GIVEN EXERCISE: Copy out all lines where "dólar" appears.

[Part of a data file]
• • • • • • •

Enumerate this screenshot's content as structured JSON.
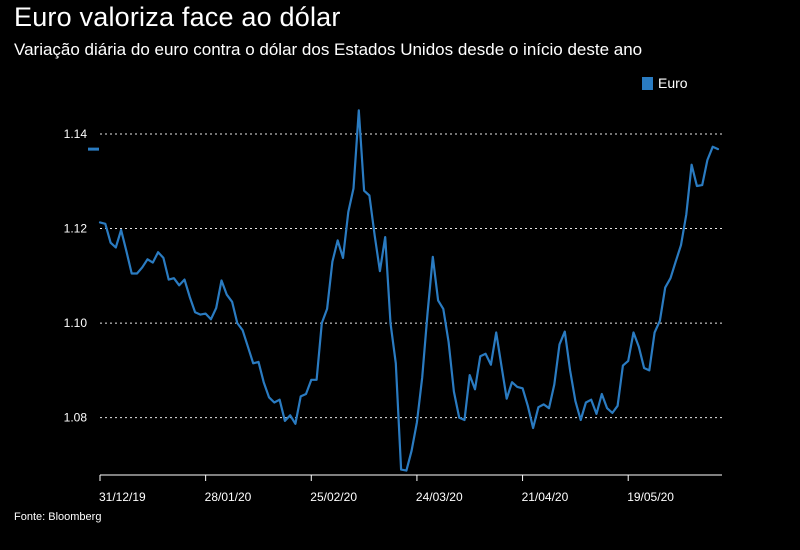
{
  "title": "Euro valoriza face ao dólar",
  "subtitle": "Variação diária do euro contra o dólar dos Estados Unidos desde o início deste ano",
  "source": "Fonte: Bloomberg",
  "colors": {
    "line": "#2a7bc1",
    "background": "#000000",
    "text": "#ffffff",
    "grid": "#ffffff"
  },
  "chart_data": {
    "type": "line",
    "legend_position": "top-right",
    "grid": true,
    "ylim": [
      1.0685,
      1.1455
    ],
    "yticks": [
      1.08,
      1.1,
      1.12,
      1.14
    ],
    "ytick_labels": [
      "1.08",
      "1.10",
      "1.12",
      "1.14"
    ],
    "xticks": [
      "31/12/19",
      "28/01/20",
      "25/02/20",
      "24/03/20",
      "21/04/20",
      "19/05/20"
    ],
    "xtick_labels": [
      "31/12/19",
      "28/01/20",
      "25/02/20",
      "24/03/20",
      "21/04/20",
      "19/05/20"
    ],
    "series": [
      {
        "name": "Euro",
        "values": [
          1.1213,
          1.121,
          1.117,
          1.116,
          1.1197,
          1.1152,
          1.1105,
          1.1105,
          1.1118,
          1.1135,
          1.1128,
          1.115,
          1.1138,
          1.1092,
          1.1095,
          1.108,
          1.1092,
          1.1055,
          1.1023,
          1.1018,
          1.102,
          1.1008,
          1.1032,
          1.109,
          1.106,
          1.1045,
          1.1,
          1.0985,
          1.095,
          1.0915,
          1.0918,
          1.0875,
          1.0843,
          1.0832,
          1.0838,
          1.0793,
          1.0805,
          1.0787,
          1.0845,
          1.085,
          1.088,
          1.088,
          1.1,
          1.103,
          1.113,
          1.1175,
          1.1138,
          1.1235,
          1.1285,
          1.145,
          1.128,
          1.127,
          1.1185,
          1.111,
          1.1182,
          1.1,
          1.0915,
          1.069,
          1.0688,
          1.073,
          1.079,
          1.0885,
          1.102,
          1.114,
          1.1048,
          1.103,
          1.096,
          1.0855,
          1.08,
          1.0795,
          1.089,
          1.086,
          1.093,
          1.0935,
          1.0912,
          1.098,
          1.091,
          1.084,
          1.0875,
          1.0865,
          1.0862,
          1.0825,
          1.0778,
          1.0822,
          1.0828,
          1.082,
          1.087,
          1.0955,
          1.0982,
          1.09,
          1.0835,
          1.0795,
          1.0832,
          1.0838,
          1.0808,
          1.085,
          1.082,
          1.081,
          1.0825,
          1.091,
          1.092,
          1.098,
          1.095,
          1.0905,
          1.09,
          1.098,
          1.1005,
          1.1075,
          1.1095,
          1.113,
          1.1165,
          1.123,
          1.1335,
          1.129,
          1.1292,
          1.1345,
          1.1373,
          1.1368
        ]
      }
    ]
  }
}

• • • • • • •

ANSWER TO THE PROBLEM:
  "title": "Euro valoriza face ao dólar",
  "subtitle": "Variação diária do euro contra o dólar dos Estados Unidos desde o início deste ano",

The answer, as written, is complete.